Copy every line from the data below in which the string "Microsoft" can be found.
--- begin Dataset entries ---
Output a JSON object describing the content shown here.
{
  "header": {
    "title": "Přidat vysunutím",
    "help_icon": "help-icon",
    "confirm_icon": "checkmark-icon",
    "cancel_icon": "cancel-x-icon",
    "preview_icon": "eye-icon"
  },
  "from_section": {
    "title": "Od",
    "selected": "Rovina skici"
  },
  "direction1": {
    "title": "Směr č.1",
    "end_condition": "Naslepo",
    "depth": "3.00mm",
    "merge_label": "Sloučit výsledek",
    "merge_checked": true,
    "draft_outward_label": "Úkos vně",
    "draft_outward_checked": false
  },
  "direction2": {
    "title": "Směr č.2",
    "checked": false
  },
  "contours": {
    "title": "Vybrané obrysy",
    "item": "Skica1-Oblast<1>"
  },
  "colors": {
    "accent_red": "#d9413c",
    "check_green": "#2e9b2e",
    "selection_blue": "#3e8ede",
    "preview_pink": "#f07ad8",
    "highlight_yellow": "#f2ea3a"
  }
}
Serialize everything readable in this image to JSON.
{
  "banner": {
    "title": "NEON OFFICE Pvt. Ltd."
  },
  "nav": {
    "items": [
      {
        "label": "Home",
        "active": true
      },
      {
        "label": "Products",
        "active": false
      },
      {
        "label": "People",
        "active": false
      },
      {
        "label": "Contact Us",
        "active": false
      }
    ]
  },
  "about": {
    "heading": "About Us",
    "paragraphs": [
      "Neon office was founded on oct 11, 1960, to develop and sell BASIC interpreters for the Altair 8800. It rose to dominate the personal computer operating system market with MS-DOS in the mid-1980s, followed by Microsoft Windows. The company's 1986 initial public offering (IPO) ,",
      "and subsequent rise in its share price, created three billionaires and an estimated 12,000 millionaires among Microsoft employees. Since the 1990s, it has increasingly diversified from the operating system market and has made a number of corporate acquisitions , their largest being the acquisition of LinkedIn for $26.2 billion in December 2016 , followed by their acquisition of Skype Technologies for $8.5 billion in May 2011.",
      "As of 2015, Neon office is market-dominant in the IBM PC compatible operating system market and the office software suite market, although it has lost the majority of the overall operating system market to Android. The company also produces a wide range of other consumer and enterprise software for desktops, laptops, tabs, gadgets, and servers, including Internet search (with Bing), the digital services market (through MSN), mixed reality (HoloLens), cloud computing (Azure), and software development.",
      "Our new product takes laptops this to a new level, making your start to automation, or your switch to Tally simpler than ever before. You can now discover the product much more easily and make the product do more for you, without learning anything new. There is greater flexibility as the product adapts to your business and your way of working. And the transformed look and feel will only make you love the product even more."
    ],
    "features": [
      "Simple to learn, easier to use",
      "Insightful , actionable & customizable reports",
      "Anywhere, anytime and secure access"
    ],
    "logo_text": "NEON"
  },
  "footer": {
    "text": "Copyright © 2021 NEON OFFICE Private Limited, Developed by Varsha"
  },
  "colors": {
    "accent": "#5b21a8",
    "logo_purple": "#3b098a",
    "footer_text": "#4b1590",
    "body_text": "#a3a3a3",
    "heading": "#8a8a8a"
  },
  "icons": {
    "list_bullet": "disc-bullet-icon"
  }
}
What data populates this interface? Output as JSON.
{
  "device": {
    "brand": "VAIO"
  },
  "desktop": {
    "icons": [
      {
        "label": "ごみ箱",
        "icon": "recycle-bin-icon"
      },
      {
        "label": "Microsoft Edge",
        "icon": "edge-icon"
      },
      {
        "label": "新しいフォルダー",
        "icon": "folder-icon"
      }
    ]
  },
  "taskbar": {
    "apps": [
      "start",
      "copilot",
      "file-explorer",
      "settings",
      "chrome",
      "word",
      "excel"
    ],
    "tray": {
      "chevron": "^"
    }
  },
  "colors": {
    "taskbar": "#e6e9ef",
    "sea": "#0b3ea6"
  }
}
--- end Dataset entries ---
= Response =
      "Neon office was founded on oct 11, 1960, to develop and sell BASIC interpreters for the Altair 8800. It rose to dominate the personal computer operating system market with MS-DOS in the mid-1980s, followed by Microsoft Windows. The company's 1986 initial public offering (IPO) ,",
      "and subsequent rise in its share price, created three billionaires and an estimated 12,000 millionaires among Microsoft employees. Since the 1990s, it has increasingly diversified from the operating system market and has made a number of corporate acquisitions , their largest being the acquisition of LinkedIn for $26.2 billion in December 2016 , followed by their acquisition of Skype Technologies for $8.5 billion in May 2011.",
        "label": "Microsoft Edge",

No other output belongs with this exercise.